_Data extract:_
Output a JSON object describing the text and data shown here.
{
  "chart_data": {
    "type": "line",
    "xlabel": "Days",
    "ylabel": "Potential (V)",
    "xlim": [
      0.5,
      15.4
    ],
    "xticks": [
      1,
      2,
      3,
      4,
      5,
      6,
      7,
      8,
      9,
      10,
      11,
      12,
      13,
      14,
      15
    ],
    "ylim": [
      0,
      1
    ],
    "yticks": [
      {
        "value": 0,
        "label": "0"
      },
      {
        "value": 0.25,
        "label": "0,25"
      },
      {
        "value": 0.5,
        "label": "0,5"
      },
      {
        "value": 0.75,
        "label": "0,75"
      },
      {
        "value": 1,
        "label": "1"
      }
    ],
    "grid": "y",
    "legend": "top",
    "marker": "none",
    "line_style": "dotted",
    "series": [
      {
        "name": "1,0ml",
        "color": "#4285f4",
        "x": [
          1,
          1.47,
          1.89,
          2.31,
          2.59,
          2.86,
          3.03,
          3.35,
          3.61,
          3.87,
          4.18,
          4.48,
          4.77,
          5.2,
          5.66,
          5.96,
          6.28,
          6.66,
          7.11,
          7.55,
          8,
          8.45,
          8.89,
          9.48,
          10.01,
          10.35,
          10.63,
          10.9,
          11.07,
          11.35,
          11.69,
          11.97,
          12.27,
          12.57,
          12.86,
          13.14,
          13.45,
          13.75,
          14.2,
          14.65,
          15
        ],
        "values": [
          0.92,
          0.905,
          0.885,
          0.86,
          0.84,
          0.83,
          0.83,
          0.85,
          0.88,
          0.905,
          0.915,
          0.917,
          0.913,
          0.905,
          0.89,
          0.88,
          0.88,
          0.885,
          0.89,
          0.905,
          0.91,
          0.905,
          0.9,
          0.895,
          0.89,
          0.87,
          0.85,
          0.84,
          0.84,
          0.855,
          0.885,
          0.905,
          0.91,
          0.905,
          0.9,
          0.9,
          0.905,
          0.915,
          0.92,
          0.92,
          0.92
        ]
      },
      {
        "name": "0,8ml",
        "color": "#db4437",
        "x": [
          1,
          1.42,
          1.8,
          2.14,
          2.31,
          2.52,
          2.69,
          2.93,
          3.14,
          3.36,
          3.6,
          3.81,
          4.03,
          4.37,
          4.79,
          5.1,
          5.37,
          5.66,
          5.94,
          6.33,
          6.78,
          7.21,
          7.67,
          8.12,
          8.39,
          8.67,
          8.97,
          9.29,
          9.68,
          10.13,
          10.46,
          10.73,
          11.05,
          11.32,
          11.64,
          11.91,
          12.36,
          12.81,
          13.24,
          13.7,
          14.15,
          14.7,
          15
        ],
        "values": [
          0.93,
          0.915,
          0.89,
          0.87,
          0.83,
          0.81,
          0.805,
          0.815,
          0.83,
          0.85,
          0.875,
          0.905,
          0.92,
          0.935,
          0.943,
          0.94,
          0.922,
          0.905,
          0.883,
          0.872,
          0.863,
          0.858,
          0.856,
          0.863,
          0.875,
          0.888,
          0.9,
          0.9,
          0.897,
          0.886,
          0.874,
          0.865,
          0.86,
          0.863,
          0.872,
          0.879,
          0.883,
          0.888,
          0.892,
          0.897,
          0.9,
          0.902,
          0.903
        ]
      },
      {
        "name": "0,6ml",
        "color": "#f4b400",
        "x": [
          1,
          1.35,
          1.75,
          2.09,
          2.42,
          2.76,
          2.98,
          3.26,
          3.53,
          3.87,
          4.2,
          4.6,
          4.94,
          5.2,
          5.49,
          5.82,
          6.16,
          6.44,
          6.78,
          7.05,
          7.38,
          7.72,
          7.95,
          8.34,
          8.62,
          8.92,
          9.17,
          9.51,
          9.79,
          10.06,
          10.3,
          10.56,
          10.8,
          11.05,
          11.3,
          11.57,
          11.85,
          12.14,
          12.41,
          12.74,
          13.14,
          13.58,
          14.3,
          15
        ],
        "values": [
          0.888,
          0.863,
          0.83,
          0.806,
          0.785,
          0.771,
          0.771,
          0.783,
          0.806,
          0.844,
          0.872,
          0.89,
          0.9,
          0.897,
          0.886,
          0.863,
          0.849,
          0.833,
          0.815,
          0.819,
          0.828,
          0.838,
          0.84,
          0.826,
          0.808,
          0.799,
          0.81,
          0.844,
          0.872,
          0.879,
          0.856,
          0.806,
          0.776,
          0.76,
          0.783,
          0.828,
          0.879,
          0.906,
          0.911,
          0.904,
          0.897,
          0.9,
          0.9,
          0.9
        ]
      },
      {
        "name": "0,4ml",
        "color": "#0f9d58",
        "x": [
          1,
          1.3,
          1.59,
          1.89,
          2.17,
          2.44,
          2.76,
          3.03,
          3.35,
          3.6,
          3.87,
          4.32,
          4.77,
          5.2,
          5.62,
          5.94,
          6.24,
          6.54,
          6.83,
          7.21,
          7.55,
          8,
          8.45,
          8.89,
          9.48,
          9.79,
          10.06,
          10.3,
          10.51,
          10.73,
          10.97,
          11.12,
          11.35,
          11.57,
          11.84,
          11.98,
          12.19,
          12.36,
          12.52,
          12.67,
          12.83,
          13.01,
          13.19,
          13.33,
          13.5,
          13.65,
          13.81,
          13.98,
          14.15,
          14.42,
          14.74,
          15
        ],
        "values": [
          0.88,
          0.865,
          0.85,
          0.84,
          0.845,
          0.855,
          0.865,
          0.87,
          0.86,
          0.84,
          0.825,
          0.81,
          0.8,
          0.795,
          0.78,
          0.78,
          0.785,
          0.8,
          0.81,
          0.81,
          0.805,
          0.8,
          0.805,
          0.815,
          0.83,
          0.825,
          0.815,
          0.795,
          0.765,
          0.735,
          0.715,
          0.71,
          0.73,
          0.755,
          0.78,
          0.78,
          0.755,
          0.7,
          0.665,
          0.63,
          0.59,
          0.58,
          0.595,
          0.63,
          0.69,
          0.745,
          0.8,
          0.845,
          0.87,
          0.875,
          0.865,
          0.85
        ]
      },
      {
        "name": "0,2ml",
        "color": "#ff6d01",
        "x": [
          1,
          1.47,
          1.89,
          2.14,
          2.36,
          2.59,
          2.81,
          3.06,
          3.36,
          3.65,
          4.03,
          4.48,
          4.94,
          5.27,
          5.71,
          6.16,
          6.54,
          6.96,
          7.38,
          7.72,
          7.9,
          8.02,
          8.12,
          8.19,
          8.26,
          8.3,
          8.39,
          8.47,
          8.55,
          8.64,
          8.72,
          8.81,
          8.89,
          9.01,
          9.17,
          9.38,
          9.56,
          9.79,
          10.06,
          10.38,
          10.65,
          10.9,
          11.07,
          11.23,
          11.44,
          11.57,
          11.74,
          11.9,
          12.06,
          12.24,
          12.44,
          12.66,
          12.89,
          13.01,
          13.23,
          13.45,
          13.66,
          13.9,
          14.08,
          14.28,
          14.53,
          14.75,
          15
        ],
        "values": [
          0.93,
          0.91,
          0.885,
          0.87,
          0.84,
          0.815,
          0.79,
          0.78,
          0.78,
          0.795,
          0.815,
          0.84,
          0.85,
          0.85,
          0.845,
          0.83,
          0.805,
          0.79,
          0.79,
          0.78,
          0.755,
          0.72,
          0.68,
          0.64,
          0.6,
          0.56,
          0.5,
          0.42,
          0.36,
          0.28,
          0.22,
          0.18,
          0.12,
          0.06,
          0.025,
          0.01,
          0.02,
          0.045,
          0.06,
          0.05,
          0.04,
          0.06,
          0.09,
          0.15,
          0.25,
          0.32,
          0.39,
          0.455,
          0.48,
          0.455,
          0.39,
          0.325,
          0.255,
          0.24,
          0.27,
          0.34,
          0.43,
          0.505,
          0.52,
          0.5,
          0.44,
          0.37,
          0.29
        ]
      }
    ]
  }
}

_Directions:_ Write out every record verbatim.

_Expected output:_
Output a JSON object describing the text and data shown here.
{
  "chart_data": {
    "type": "line",
    "xlabel": "Days",
    "ylabel": "Potential (V)",
    "xlim": [
      0.5,
      15.4
    ],
    "xticks": [
      1,
      2,
      3,
      4,
      5,
      6,
      7,
      8,
      9,
      10,
      11,
      12,
      13,
      14,
      15
    ],
    "ylim": [
      0,
      1
    ],
    "yticks": [
      {
        "value": 0,
        "label": "0"
      },
      {
        "value": 0.25,
        "label": "0,25"
      },
      {
        "value": 0.5,
        "label": "0,5"
      },
      {
        "value": 0.75,
        "label": "0,75"
      },
      {
        "value": 1,
        "label": "1"
      }
    ],
    "grid": "y",
    "legend": "top",
    "marker": "none",
    "line_style": "dotted",
    "series": [
      {
        "name": "1,0ml",
        "color": "#4285f4",
        "x": [
          1,
          1.47,
          1.89,
          2.31,
          2.59,
          2.86,
          3.03,
          3.35,
          3.61,
          3.87,
          4.18,
          4.48,
          4.77,
          5.2,
          5.66,
          5.96,
          6.28,
          6.66,
          7.11,
          7.55,
          8,
          8.45,
          8.89,
          9.48,
          10.01,
          10.35,
          10.63,
          10.9,
          11.07,
          11.35,
          11.69,
          11.97,
          12.27,
          12.57,
          12.86,
          13.14,
          13.45,
          13.75,
          14.2,
          14.65,
          15
        ],
        "values": [
          0.92,
          0.905,
          0.885,
          0.86,
          0.84,
          0.83,
          0.83,
          0.85,
          0.88,
          0.905,
          0.915,
          0.917,
          0.913,
          0.905,
          0.89,
          0.88,
          0.88,
          0.885,
          0.89,
          0.905,
          0.91,
          0.905,
          0.9,
          0.895,
          0.89,
          0.87,
          0.85,
          0.84,
          0.84,
          0.855,
          0.885,
          0.905,
          0.91,
          0.905,
          0.9,
          0.9,
          0.905,
          0.915,
          0.92,
          0.92,
          0.92
        ]
      },
      {
        "name": "0,8ml",
        "color": "#db4437",
        "x": [
          1,
          1.42,
          1.8,
          2.14,
          2.31,
          2.52,
          2.69,
          2.93,
          3.14,
          3.36,
          3.6,
          3.81,
          4.03,
          4.37,
          4.79,
          5.1,
          5.37,
          5.66,
          5.94,
          6.33,
          6.78,
          7.21,
          7.67,
          8.12,
          8.39,
          8.67,
          8.97,
          9.29,
          9.68,
          10.13,
          10.46,
          10.73,
          11.05,
          11.32,
          11.64,
          11.91,
          12.36,
          12.81,
          13.24,
          13.7,
          14.15,
          14.7,
          15
        ],
        "values": [
          0.93,
          0.915,
          0.89,
          0.87,
          0.83,
          0.81,
          0.805,
          0.815,
          0.83,
          0.85,
          0.875,
          0.905,
          0.92,
          0.935,
          0.943,
          0.94,
          0.922,
          0.905,
          0.883,
          0.872,
          0.863,
          0.858,
          0.856,
          0.863,
          0.875,
          0.888,
          0.9,
          0.9,
          0.897,
          0.886,
          0.874,
          0.865,
          0.86,
          0.863,
          0.872,
          0.879,
          0.883,
          0.888,
          0.892,
          0.897,
          0.9,
          0.902,
          0.903
        ]
      },
      {
        "name": "0,6ml",
        "color": "#f4b400",
        "x": [
          1,
          1.35,
          1.75,
          2.09,
          2.42,
          2.76,
          2.98,
          3.26,
          3.53,
          3.87,
          4.2,
          4.6,
          4.94,
          5.2,
          5.49,
          5.82,
          6.16,
          6.44,
          6.78,
          7.05,
          7.38,
          7.72,
          7.95,
          8.34,
          8.62,
          8.92,
          9.17,
          9.51,
          9.79,
          10.06,
          10.3,
          10.56,
          10.8,
          11.05,
          11.3,
          11.57,
          11.85,
          12.14,
          12.41,
          12.74,
          13.14,
          13.58,
          14.3,
          15
        ],
        "values": [
          0.888,
          0.863,
          0.83,
          0.806,
          0.785,
          0.771,
          0.771,
          0.783,
          0.806,
          0.844,
          0.872,
          0.89,
          0.9,
          0.897,
          0.886,
          0.863,
          0.849,
          0.833,
          0.815,
          0.819,
          0.828,
          0.838,
          0.84,
          0.826,
          0.808,
          0.799,
          0.81,
          0.844,
          0.872,
          0.879,
          0.856,
          0.806,
          0.776,
          0.76,
          0.783,
          0.828,
          0.879,
          0.906,
          0.911,
          0.904,
          0.897,
          0.9,
          0.9,
          0.9
        ]
      },
      {
        "name": "0,4ml",
        "color": "#0f9d58",
        "x": [
          1,
          1.3,
          1.59,
          1.89,
          2.17,
          2.44,
          2.76,
          3.03,
          3.35,
          3.6,
          3.87,
          4.32,
          4.77,
          5.2,
          5.62,
          5.94,
          6.24,
          6.54,
          6.83,
          7.21,
          7.55,
          8,
          8.45,
          8.89,
          9.48,
          9.79,
          10.06,
          10.3,
          10.51,
          10.73,
          10.97,
          11.12,
          11.35,
          11.57,
          11.84,
          11.98,
          12.19,
          12.36,
          12.52,
          12.67,
          12.83,
          13.01,
          13.19,
          13.33,
          13.5,
          13.65,
          13.81,
          13.98,
          14.15,
          14.42,
          14.74,
          15
        ],
        "values": [
          0.88,
          0.865,
          0.85,
          0.84,
          0.845,
          0.855,
          0.865,
          0.87,
          0.86,
          0.84,
          0.825,
          0.81,
          0.8,
          0.795,
          0.78,
          0.78,
          0.785,
          0.8,
          0.81,
          0.81,
          0.805,
          0.8,
          0.805,
          0.815,
          0.83,
          0.825,
          0.815,
          0.795,
          0.765,
          0.735,
          0.715,
          0.71,
          0.73,
          0.755,
          0.78,
          0.78,
          0.755,
          0.7,
          0.665,
          0.63,
          0.59,
          0.58,
          0.595,
          0.63,
          0.69,
          0.745,
          0.8,
          0.845,
          0.87,
          0.875,
          0.865,
          0.85
        ]
      },
      {
        "name": "0,2ml",
        "color": "#ff6d01",
        "x": [
          1,
          1.47,
          1.89,
          2.14,
          2.36,
          2.59,
          2.81,
          3.06,
          3.36,
          3.65,
          4.03,
          4.48,
          4.94,
          5.27,
          5.71,
          6.16,
          6.54,
          6.96,
          7.38,
          7.72,
          7.9,
          8.02,
          8.12,
          8.19,
          8.26,
          8.3,
          8.39,
          8.47,
          8.55,
          8.64,
          8.72,
          8.81,
          8.89,
          9.01,
          9.17,
          9.38,
          9.56,
          9.79,
          10.06,
          10.38,
          10.65,
          10.9,
          11.07,
          11.23,
          11.44,
          11.57,
          11.74,
          11.9,
          12.06,
          12.24,
          12.44,
          12.66,
          12.89,
          13.01,
          13.23,
          13.45,
          13.66,
          13.9,
          14.08,
          14.28,
          14.53,
          14.75,
          15
        ],
        "values": [
          0.93,
          0.91,
          0.885,
          0.87,
          0.84,
          0.815,
          0.79,
          0.78,
          0.78,
          0.795,
          0.815,
          0.84,
          0.85,
          0.85,
          0.845,
          0.83,
          0.805,
          0.79,
          0.79,
          0.78,
          0.755,
          0.72,
          0.68,
          0.64,
          0.6,
          0.56,
          0.5,
          0.42,
          0.36,
          0.28,
          0.22,
          0.18,
          0.12,
          0.06,
          0.025,
          0.01,
          0.02,
          0.045,
          0.06,
          0.05,
          0.04,
          0.06,
          0.09,
          0.15,
          0.25,
          0.32,
          0.39,
          0.455,
          0.48,
          0.455,
          0.39,
          0.325,
          0.255,
          0.24,
          0.27,
          0.34,
          0.43,
          0.505,
          0.52,
          0.5,
          0.44,
          0.37,
          0.29
        ]
      }
    ]
  }
}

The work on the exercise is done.